THE REQUEST
Wherever the string "atto" occurs in a line of these records, report that line.

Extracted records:
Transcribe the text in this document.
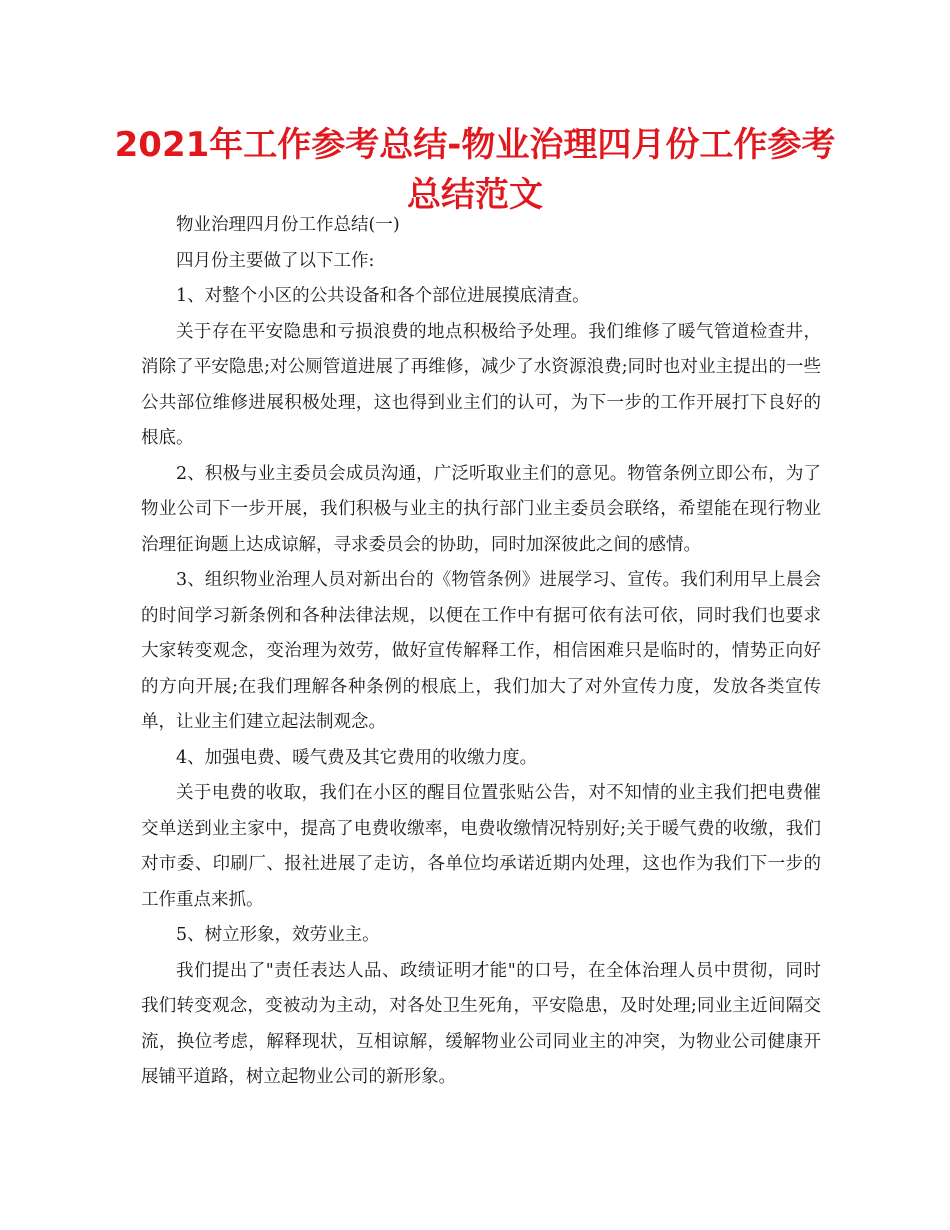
2021年工作参考总结-物业治理四月份工作参考总结范文

物业治理四月份工作总结(一)

四月份主要做了以下工作:

1、对整个小区的公共设备和各个部位进展摸底清查。

关于存在平安隐患和亏损浪费的地点积极给予处理。我们维修了暖气管道检查井，消除了平安隐患;对公厕管道进展了再维修，减少了水资源浪费;同时也对业主提出的一些公共部位维修进展积极处理，这也得到业主们的认可，为下一步的工作开展打下良好的根底。

2、积极与业主委员会成员沟通，广泛听取业主们的意见。物管条例立即公布，为了物业公司下一步开展，我们积极与业主的执行部门业主委员会联络，希望能在现行物业治理征询题上达成谅解，寻求委员会的协助，同时加深彼此之间的感情。

3、组织物业治理人员对新出台的《物管条例》进展学习、宣传。我们利用早上晨会的时间学习新条例和各种法律法规，以便在工作中有据可依有法可依，同时我们也要求大家转变观念，变治理为效劳，做好宣传解释工作，相信困难只是临时的，情势正向好的方向开展;在我们理解各种条例的根底上，我们加大了对外宣传力度，发放各类宣传单，让业主们建立起法制观念。

4、加强电费、暖气费及其它费用的收缴力度。

关于电费的收取，我们在小区的醒目位置张贴公告，对不知情的业主我们把电费催交单送到业主家中，提高了电费收缴率，电费收缴情况特别好;关于暖气费的收缴，我们对市委、印刷厂、报社进展了走访，各单位均承诺近期内处理，这也作为我们下一步的工作重点来抓。

5、树立形象，效劳业主。

我们提出了"责任表达人品、政绩证明才能"的口号，在全体治理人员中贯彻，同时我们转变观念，变被动为主动，对各处卫生死角，平安隐患，及时处理;同业主近间隔交流，换位考虑，解释现状，互相谅解，缓解物业公司同业主的冲突，为物业公司健康开展铺平道路，树立起物业公司的新形象。
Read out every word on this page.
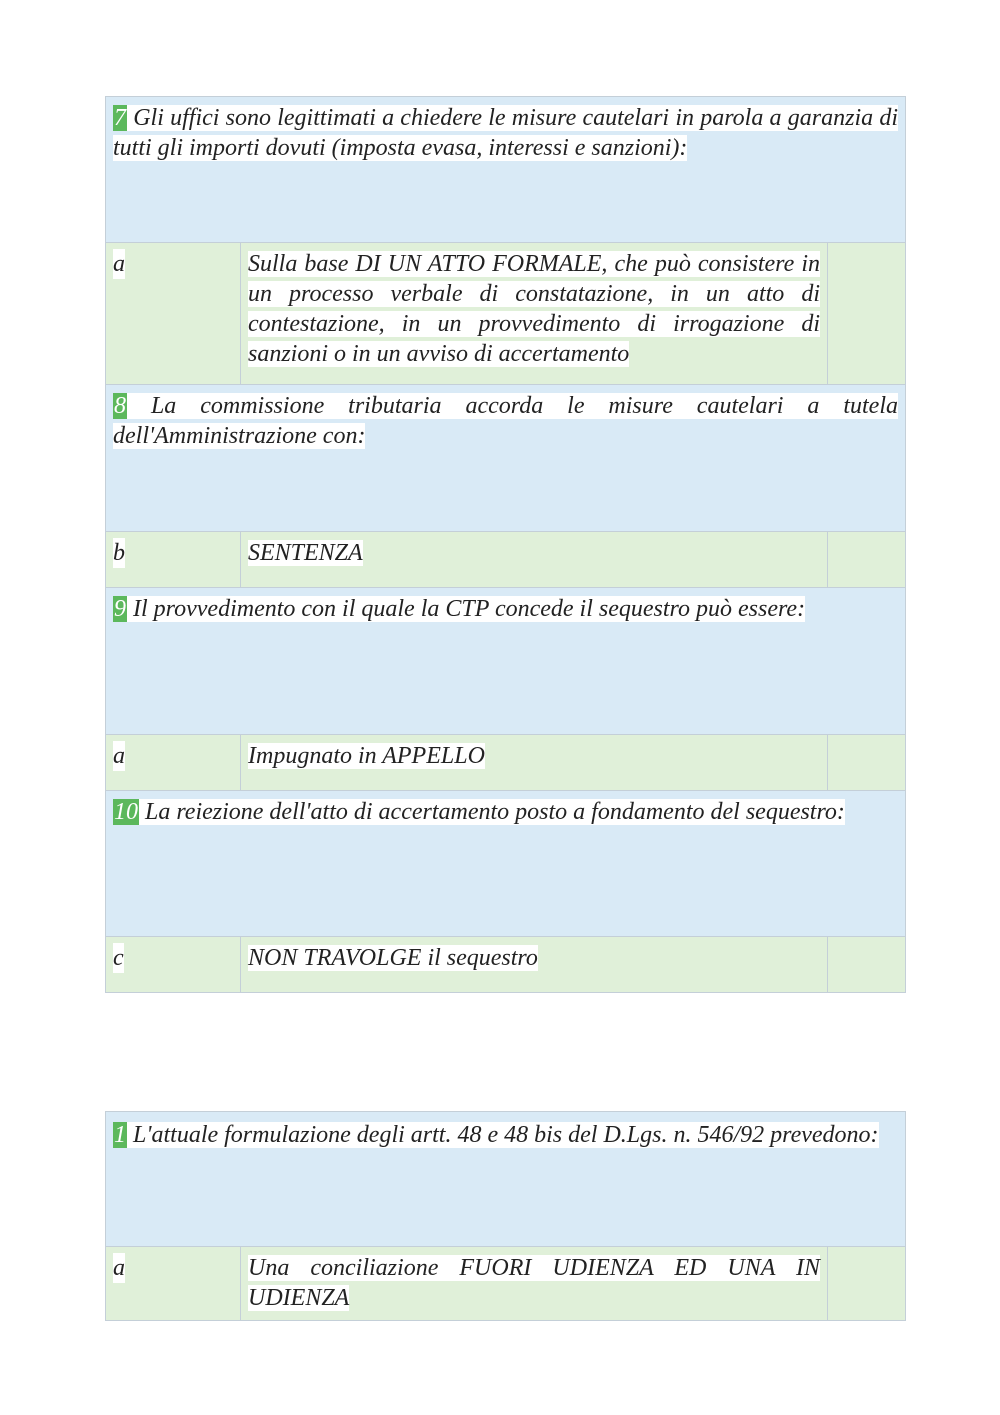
7 Gli uffici sono legittimati a chiedere le misure cautelari in parola a garanzia di tutti gli importi dovuti (imposta evasa, interessi e sanzioni):
a	Sulla base DI UN ATTO FORMALE, che può consistere in un processo verbale di constatazione, in un atto di contestazione, in un provvedimento di irrogazione di sanzioni o in un avviso di accertamento
8 La commissione tributaria accorda le misure cautelari a tutela dell'Amministrazione con:
b	SENTENZA
9 Il provvedimento con il quale la CTP concede il sequestro può essere:
a	Impugnato in APPELLO
10 La reiezione dell'atto di accertamento posto a fondamento del sequestro:
c	NON TRAVOLGE il sequestro
1 L'attuale formulazione degli artt. 48 e 48 bis del D.Lgs. n. 546/92 prevedono:
a	Una conciliazione FUORI UDIENZA ED UNA IN UDIENZA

SOLUTION TO THE EXERCISE
a	Sulla base DI UN ATTO FORMALE, che può consistere in un processo verbale di constatazione, in un atto di contestazione, in un provvedimento di irrogazione di sanzioni o in un avviso di accertamento
10 La reiezione dell'atto di accertamento posto a fondamento del sequestro:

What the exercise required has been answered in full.